_Task to carry out:_ Find the string "ylabel" in the listing and report every line that has it.

[start of The input]

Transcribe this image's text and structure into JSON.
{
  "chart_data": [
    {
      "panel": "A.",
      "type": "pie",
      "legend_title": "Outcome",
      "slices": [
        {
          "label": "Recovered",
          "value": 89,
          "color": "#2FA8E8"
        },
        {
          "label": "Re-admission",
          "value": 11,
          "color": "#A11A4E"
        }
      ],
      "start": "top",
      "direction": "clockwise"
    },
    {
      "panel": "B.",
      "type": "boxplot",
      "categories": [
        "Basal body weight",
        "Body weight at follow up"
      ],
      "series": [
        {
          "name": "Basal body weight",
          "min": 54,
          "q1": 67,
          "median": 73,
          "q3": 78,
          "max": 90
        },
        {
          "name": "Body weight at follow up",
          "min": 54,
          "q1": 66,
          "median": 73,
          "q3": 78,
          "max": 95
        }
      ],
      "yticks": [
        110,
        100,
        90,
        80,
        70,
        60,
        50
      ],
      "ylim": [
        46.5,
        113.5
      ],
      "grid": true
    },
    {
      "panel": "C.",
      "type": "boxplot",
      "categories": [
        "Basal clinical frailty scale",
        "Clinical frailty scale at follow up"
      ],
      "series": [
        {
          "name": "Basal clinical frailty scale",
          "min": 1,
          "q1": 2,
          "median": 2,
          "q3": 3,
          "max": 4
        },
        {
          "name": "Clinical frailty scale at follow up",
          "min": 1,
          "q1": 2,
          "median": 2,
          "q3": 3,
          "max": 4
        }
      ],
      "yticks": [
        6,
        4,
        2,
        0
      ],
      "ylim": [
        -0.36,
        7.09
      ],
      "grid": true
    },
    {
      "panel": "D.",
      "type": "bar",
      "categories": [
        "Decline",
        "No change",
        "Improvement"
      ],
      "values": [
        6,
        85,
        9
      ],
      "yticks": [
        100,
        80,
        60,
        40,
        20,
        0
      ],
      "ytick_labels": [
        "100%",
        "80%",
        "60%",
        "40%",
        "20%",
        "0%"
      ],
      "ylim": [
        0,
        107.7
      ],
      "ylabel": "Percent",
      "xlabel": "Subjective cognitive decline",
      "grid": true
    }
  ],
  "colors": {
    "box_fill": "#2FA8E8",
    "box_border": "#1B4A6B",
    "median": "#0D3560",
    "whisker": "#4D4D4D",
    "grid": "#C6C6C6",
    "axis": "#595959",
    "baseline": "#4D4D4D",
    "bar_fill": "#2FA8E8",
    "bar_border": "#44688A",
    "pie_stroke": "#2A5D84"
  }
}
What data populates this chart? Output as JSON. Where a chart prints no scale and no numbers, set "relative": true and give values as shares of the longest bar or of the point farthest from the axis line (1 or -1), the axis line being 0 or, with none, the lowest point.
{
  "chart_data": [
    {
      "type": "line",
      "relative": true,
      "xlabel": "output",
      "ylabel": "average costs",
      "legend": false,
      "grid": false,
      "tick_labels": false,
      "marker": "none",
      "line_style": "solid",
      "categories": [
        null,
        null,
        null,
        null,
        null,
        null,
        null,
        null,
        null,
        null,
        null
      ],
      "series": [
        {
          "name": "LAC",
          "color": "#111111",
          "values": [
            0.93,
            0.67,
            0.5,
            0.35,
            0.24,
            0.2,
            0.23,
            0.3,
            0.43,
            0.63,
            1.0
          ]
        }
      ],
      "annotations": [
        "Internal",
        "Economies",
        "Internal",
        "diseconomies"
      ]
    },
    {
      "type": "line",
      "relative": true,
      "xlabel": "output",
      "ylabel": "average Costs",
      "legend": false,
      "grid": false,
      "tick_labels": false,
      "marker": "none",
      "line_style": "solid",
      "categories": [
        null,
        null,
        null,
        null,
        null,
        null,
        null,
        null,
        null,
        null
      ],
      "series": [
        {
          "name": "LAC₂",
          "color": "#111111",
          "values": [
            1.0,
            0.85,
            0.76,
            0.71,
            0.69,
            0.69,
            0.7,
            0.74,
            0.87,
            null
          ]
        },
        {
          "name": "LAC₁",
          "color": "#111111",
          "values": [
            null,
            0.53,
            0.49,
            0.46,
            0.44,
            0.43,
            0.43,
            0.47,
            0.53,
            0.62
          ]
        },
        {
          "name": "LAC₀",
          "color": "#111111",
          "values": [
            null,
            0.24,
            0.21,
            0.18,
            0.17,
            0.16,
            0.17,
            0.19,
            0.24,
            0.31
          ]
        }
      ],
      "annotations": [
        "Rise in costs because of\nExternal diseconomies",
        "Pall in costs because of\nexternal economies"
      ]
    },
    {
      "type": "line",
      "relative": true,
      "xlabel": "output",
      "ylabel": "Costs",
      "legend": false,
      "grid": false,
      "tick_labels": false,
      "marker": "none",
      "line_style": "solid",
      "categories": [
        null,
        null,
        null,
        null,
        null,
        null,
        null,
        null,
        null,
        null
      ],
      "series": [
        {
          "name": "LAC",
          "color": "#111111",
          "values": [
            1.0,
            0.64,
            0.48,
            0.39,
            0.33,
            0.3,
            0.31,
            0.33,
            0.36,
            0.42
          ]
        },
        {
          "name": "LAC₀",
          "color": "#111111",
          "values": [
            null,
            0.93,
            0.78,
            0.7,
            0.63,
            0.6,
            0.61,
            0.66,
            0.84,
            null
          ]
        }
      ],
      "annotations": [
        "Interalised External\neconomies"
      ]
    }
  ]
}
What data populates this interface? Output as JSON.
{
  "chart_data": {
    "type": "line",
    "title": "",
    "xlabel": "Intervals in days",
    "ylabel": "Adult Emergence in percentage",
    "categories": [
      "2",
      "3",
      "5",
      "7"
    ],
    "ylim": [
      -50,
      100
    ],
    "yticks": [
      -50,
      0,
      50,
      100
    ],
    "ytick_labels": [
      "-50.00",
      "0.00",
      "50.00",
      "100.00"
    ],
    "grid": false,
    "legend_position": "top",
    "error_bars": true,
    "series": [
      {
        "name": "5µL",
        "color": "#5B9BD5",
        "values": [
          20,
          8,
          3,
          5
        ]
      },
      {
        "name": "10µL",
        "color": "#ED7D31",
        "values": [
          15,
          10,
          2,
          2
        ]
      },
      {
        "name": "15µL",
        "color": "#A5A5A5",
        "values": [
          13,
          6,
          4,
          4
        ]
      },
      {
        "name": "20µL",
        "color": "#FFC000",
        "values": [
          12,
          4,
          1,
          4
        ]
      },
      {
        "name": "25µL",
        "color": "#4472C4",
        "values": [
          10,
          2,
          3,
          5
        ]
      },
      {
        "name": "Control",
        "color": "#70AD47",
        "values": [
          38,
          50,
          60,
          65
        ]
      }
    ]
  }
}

[end of The input]

_Finished exercise:_
      "ylabel": "Percent",
      "ylabel": "average costs",
      "ylabel": "average Costs",
      "ylabel": "Costs",
    "ylabel": "Adult Emergence in percentage",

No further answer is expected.